Copy each of the following rows verbatim, keeping every character and the line order unchanged.

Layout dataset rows

········

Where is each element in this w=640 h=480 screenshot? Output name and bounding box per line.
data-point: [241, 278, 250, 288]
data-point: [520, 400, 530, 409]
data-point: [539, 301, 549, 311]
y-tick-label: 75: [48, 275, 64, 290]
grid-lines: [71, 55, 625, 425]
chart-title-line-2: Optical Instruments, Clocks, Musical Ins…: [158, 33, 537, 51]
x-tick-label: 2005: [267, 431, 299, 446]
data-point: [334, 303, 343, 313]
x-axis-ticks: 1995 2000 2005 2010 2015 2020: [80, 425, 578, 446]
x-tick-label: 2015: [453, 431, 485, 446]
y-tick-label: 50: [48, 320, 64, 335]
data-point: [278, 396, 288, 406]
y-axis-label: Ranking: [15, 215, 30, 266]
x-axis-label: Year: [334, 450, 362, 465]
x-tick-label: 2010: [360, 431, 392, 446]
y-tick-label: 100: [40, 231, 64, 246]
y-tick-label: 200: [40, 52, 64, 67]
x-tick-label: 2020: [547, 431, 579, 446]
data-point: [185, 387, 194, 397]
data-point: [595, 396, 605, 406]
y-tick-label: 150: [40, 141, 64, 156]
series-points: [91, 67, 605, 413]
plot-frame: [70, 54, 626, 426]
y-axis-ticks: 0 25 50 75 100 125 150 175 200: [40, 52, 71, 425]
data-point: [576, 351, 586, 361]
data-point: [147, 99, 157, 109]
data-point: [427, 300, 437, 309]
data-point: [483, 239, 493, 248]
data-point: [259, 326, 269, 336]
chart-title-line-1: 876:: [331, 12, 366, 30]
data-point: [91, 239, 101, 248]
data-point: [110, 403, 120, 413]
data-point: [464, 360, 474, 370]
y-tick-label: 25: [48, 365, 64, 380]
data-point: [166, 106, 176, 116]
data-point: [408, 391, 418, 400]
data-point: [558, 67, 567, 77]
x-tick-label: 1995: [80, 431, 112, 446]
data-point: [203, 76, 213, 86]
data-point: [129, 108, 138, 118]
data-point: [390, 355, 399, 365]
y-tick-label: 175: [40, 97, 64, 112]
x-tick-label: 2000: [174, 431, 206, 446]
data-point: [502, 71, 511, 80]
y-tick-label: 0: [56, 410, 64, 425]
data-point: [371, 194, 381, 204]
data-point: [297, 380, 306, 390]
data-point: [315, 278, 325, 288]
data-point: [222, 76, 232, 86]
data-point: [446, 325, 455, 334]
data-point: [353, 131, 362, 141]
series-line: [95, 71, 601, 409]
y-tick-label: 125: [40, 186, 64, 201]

········

RESPONSE FOR THIS EXERCISE:
Where is each element in this w=640 h=480 screenshot? Output name and bounding box per line.
data-point: [241, 278, 250, 288]
data-point: [520, 400, 530, 409]
data-point: [539, 301, 549, 311]
y-tick-label: 75: [48, 275, 64, 290]
grid-lines: [71, 55, 625, 425]
chart-title-line-2: Optical Instruments, Clocks, Musical Ins…: [158, 33, 537, 51]
x-tick-label: 2005: [267, 431, 299, 446]
data-point: [334, 303, 343, 313]
x-axis-ticks: 1995 2000 2005 2010 2015 2020: [80, 425, 578, 446]
x-tick-label: 2015: [453, 431, 485, 446]
y-tick-label: 50: [48, 320, 64, 335]
data-point: [278, 396, 288, 406]
y-axis-label: Ranking: [15, 215, 30, 266]
x-axis-label: Year: [334, 450, 362, 465]
x-tick-label: 2010: [360, 431, 392, 446]
y-tick-label: 100: [40, 231, 64, 246]
y-tick-label: 200: [40, 52, 64, 67]
x-tick-label: 2020: [547, 431, 579, 446]
data-point: [185, 387, 194, 397]
data-point: [595, 396, 605, 406]
y-tick-label: 150: [40, 141, 64, 156]
series-points: [91, 67, 605, 413]
plot-frame: [70, 54, 626, 426]
y-axis-ticks: 0 25 50 75 100 125 150 175 200: [40, 52, 71, 425]
data-point: [576, 351, 586, 361]
data-point: [147, 99, 157, 109]
data-point: [427, 300, 437, 309]
data-point: [483, 239, 493, 248]
data-point: [259, 326, 269, 336]
chart-title-line-1: 876:: [331, 12, 366, 30]
data-point: [91, 239, 101, 248]
data-point: [110, 403, 120, 413]
data-point: [464, 360, 474, 370]
y-tick-label: 25: [48, 365, 64, 380]
data-point: [166, 106, 176, 116]
data-point: [408, 391, 418, 400]
data-point: [558, 67, 567, 77]
x-tick-label: 1995: [80, 431, 112, 446]
data-point: [203, 76, 213, 86]
data-point: [129, 108, 138, 118]
data-point: [390, 355, 399, 365]
y-tick-label: 175: [40, 97, 64, 112]
x-tick-label: 2000: [174, 431, 206, 446]
data-point: [502, 71, 511, 80]
y-tick-label: 0: [56, 410, 64, 425]
data-point: [371, 194, 381, 204]
data-point: [297, 380, 306, 390]
data-point: [315, 278, 325, 288]
data-point: [222, 76, 232, 86]
data-point: [446, 325, 455, 334]
data-point: [353, 131, 362, 141]
series-line: [95, 71, 601, 409]
y-tick-label: 125: [40, 186, 64, 201]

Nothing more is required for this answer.